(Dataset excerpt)
···

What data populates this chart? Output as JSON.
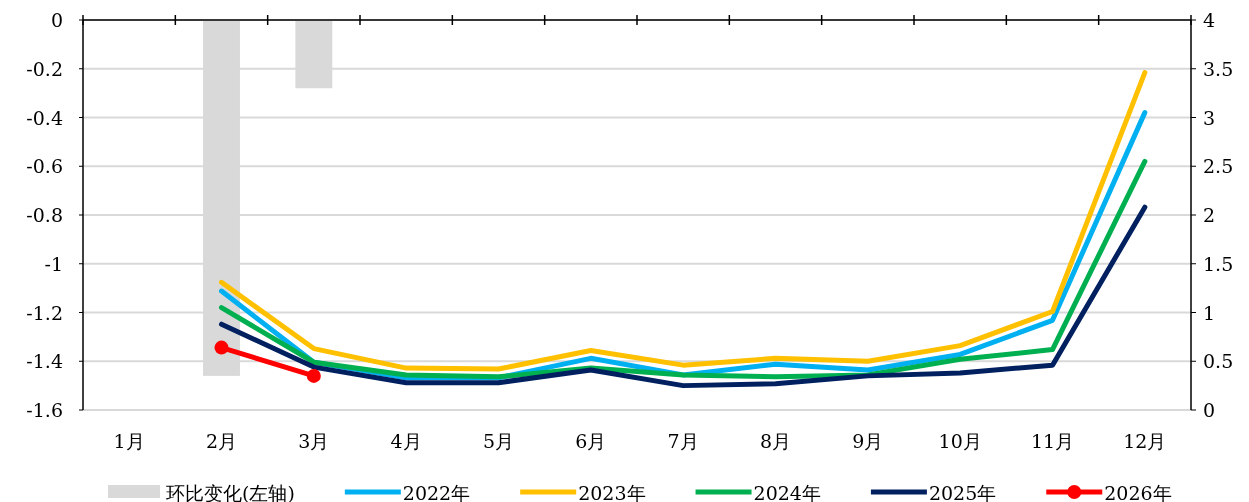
{
  "chart_data": {
    "type": "line",
    "categories": [
      "1月",
      "2月",
      "3月",
      "4月",
      "5月",
      "6月",
      "7月",
      "8月",
      "9月",
      "10月",
      "11月",
      "12月"
    ],
    "series": [
      {
        "name": "环比变化(左轴)",
        "type": "bar",
        "color": "#d9d9d9",
        "values": [
          null,
          -1.46,
          -0.28,
          null,
          null,
          null,
          null,
          null,
          null,
          null,
          null,
          null
        ]
      },
      {
        "name": "2022年",
        "axis": "y2",
        "color": "#00b0f0",
        "values": [
          null,
          1.22,
          0.49,
          0.33,
          0.33,
          0.53,
          0.36,
          0.47,
          0.41,
          0.57,
          0.92,
          3.05
        ]
      },
      {
        "name": "2023年",
        "axis": "y2",
        "color": "#ffc000",
        "values": [
          null,
          1.31,
          0.63,
          0.43,
          0.42,
          0.61,
          0.46,
          0.53,
          0.5,
          0.66,
          1.01,
          3.46
        ]
      },
      {
        "name": "2024年",
        "axis": "y2",
        "color": "#00b050",
        "values": [
          null,
          1.05,
          0.49,
          0.36,
          0.34,
          0.43,
          0.36,
          0.34,
          0.36,
          0.52,
          0.62,
          2.55
        ]
      },
      {
        "name": "2025年",
        "axis": "y2",
        "color": "#002060",
        "values": [
          null,
          0.88,
          0.44,
          0.28,
          0.28,
          0.41,
          0.25,
          0.27,
          0.35,
          0.38,
          0.46,
          2.08
        ]
      },
      {
        "name": "2026年",
        "axis": "y2",
        "color": "#ff0000",
        "marker": "circle",
        "values": [
          null,
          0.64,
          0.35,
          null,
          null,
          null,
          null,
          null,
          null,
          null,
          null,
          null
        ]
      }
    ],
    "ylim": [
      -1.6,
      0
    ],
    "yticks": [
      -1.6,
      -1.4,
      -1.2,
      -1,
      -0.8,
      -0.6,
      -0.4,
      -0.2,
      0
    ],
    "y2lim": [
      0,
      4
    ],
    "y2ticks": [
      0,
      0.5,
      1,
      1.5,
      2,
      2.5,
      3,
      3.5,
      4
    ],
    "grid": "y",
    "legend": "bottom",
    "line_style": "solid"
  }
}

···

**Exercise:**
Keep the pictures out of the copy and write out the data exactly as it stands.

**Exercise solution:**
What data populates this chart? Output as JSON.
{
  "chart_data": {
    "type": "line",
    "categories": [
      "1月",
      "2月",
      "3月",
      "4月",
      "5月",
      "6月",
      "7月",
      "8月",
      "9月",
      "10月",
      "11月",
      "12月"
    ],
    "series": [
      {
        "name": "环比变化(左轴)",
        "type": "bar",
        "color": "#d9d9d9",
        "values": [
          null,
          -1.46,
          -0.28,
          null,
          null,
          null,
          null,
          null,
          null,
          null,
          null,
          null
        ]
      },
      {
        "name": "2022年",
        "axis": "y2",
        "color": "#00b0f0",
        "values": [
          null,
          1.22,
          0.49,
          0.33,
          0.33,
          0.53,
          0.36,
          0.47,
          0.41,
          0.57,
          0.92,
          3.05
        ]
      },
      {
        "name": "2023年",
        "axis": "y2",
        "color": "#ffc000",
        "values": [
          null,
          1.31,
          0.63,
          0.43,
          0.42,
          0.61,
          0.46,
          0.53,
          0.5,
          0.66,
          1.01,
          3.46
        ]
      },
      {
        "name": "2024年",
        "axis": "y2",
        "color": "#00b050",
        "values": [
          null,
          1.05,
          0.49,
          0.36,
          0.34,
          0.43,
          0.36,
          0.34,
          0.36,
          0.52,
          0.62,
          2.55
        ]
      },
      {
        "name": "2025年",
        "axis": "y2",
        "color": "#002060",
        "values": [
          null,
          0.88,
          0.44,
          0.28,
          0.28,
          0.41,
          0.25,
          0.27,
          0.35,
          0.38,
          0.46,
          2.08
        ]
      },
      {
        "name": "2026年",
        "axis": "y2",
        "color": "#ff0000",
        "marker": "circle",
        "values": [
          null,
          0.64,
          0.35,
          null,
          null,
          null,
          null,
          null,
          null,
          null,
          null,
          null
        ]
      }
    ],
    "ylim": [
      -1.6,
      0
    ],
    "yticks": [
      -1.6,
      -1.4,
      -1.2,
      -1,
      -0.8,
      -0.6,
      -0.4,
      -0.2,
      0
    ],
    "y2lim": [
      0,
      4
    ],
    "y2ticks": [
      0,
      0.5,
      1,
      1.5,
      2,
      2.5,
      3,
      3.5,
      4
    ],
    "grid": "y",
    "legend": "bottom",
    "line_style": "solid"
  }
}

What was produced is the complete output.